[START OF Reading passage]

# How to pay for apps on Android Market place ?



## gentlegreen (Jan 4, 2012)

The only payment method offered is "Google Wallet", but when I try to add a card, I'm told my "instrument is not valid" ...

How do I pay for stuff ?

Thanks ..


----------



## butchersapron (Jan 4, 2012)

Have you got a google account first off? If not, you need to set that up.


----------



## gentlegreen (Jan 4, 2012)

butchersapron said:


> Have you got a google account first off? If not, you need to set that up.


I had one once but a bogus payment went out of it once so I shut it down ..
I suppose I'd better sign up again ...


----------



## butchersapron (Jan 4, 2012)

If you want to buy apps i think that's the only option at the minute.


----------



## gentlegreen (Jan 4, 2012)

Darn. I now realise I don't know where my driving license is ..


----------



## marty21 (Jan 4, 2012)

If you are on a contract - I think they can add it to the bill.


----------



## gentlegreen (Jan 4, 2012)

I think I need to rejoin Google checkout - hopefully my driving licence will appear over the next few days - along with my swipe card to get into the bike shed at work.

[END OF Reading passage]
[START OF Data provided]

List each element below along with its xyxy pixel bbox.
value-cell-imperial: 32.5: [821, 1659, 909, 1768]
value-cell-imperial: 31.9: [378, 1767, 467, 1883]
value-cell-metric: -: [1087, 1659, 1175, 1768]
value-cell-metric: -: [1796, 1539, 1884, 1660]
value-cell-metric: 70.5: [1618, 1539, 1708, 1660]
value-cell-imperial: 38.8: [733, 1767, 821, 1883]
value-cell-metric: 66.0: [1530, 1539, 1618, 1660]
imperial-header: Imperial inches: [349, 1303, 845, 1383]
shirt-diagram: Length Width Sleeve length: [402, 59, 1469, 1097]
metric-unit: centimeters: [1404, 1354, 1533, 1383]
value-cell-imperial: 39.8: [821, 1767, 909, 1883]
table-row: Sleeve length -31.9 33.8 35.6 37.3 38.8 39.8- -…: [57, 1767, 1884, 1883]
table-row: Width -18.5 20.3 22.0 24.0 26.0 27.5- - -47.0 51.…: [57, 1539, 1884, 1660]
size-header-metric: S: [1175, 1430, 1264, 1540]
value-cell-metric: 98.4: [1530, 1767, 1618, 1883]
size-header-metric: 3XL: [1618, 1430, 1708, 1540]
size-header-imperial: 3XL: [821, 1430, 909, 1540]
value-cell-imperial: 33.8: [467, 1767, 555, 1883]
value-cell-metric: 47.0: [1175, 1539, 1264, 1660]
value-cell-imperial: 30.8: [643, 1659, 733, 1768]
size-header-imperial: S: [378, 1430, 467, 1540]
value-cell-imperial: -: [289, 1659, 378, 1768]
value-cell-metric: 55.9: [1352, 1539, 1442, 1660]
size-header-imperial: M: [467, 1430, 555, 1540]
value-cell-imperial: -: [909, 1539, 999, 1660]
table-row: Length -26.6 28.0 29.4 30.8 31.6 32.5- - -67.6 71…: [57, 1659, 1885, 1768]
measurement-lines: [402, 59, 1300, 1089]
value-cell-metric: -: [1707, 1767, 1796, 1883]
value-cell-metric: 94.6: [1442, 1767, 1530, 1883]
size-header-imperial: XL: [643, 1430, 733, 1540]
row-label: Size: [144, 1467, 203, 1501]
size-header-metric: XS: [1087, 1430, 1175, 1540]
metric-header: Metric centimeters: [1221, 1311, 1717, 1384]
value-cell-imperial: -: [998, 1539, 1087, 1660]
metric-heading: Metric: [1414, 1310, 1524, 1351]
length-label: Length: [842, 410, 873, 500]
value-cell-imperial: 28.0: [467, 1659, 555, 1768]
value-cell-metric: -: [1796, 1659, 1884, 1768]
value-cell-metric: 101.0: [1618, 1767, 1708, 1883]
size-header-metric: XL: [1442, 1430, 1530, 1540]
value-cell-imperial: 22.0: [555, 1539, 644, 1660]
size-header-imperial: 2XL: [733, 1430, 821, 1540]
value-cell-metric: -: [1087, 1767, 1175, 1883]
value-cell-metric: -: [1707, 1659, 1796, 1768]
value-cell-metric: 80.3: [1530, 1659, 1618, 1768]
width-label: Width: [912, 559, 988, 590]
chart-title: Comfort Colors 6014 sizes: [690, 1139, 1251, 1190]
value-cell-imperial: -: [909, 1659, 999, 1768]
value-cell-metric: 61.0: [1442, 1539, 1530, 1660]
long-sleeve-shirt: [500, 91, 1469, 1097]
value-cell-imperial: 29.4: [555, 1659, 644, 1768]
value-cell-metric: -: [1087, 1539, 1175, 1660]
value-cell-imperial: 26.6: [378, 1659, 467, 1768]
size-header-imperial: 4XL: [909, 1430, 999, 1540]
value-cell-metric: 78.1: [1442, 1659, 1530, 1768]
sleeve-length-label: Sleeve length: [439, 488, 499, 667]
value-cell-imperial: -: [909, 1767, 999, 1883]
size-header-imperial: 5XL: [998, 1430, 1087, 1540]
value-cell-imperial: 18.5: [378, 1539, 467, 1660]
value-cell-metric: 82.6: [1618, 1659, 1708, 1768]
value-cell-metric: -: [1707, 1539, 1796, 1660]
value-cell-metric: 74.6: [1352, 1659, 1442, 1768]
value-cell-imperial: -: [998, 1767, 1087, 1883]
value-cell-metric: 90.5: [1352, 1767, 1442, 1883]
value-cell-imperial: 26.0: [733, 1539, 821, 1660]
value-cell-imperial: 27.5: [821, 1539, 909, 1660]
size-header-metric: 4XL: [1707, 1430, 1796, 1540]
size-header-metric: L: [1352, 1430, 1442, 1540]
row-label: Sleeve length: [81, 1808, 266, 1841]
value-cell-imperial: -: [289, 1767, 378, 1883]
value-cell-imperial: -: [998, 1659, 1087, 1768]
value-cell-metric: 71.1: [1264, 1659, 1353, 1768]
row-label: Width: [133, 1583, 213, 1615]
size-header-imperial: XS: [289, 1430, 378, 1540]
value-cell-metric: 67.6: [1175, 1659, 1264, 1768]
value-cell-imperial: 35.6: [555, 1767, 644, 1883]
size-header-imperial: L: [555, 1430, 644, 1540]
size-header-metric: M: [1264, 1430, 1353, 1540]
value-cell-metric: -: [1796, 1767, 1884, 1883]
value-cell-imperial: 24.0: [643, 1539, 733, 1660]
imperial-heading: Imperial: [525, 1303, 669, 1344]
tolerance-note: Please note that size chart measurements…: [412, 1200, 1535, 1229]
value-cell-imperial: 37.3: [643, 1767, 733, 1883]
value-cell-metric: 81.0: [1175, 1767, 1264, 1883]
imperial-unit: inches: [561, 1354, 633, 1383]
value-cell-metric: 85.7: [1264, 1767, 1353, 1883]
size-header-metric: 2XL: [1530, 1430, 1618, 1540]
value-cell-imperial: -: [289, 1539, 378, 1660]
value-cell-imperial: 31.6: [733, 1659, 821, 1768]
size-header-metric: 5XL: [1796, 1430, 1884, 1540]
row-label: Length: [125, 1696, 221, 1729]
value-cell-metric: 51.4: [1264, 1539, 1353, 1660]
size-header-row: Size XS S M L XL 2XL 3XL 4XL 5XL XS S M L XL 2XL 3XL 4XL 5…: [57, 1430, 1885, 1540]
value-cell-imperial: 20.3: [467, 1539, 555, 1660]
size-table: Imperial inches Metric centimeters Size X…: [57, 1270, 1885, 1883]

[END OF Data provided]

**Objectives:**
A - Copy the Android Market payment thread starting at "If you are on" and ending at "shed at work.", renaming "bike shed" to "bicycle shed".
B - Please write what comes next in the Android Market payment thread, following on from its last post.

**Responses to the tasks:**
A -
If you are on a contract - I think they can add it to the bill.


----------



## gentlegreen (Jan 4, 2012)

I think I need to rejoin Google checkout - hopefully my driving licence will appear over the next few days - along with my swipe card to get into the bicycle shed at work.

B -
Most of the apps I want are frivolous anyway.


----------



## c01642 (Jan 4, 2012)

I thought the whole point of android is that you dont pay you just steal what you need.


----------



## gentlegreen (Jan 4, 2012)

We're only talking about a few quid here and there ... I'm amazed they can make a profit at that price level.


----------



## UnderAnOpenSky (Jan 4, 2012)

Why do you need a driving license?


----------



## gentlegreen (Jan 4, 2012)

They want evidence of identity - probably because my Google checkout account was compromised years ago - some game credits were bought - I was never charged.
i would far sooner use paypal or something ..

Oh well, I suppose it's either Apple or Google that owns your whole life ..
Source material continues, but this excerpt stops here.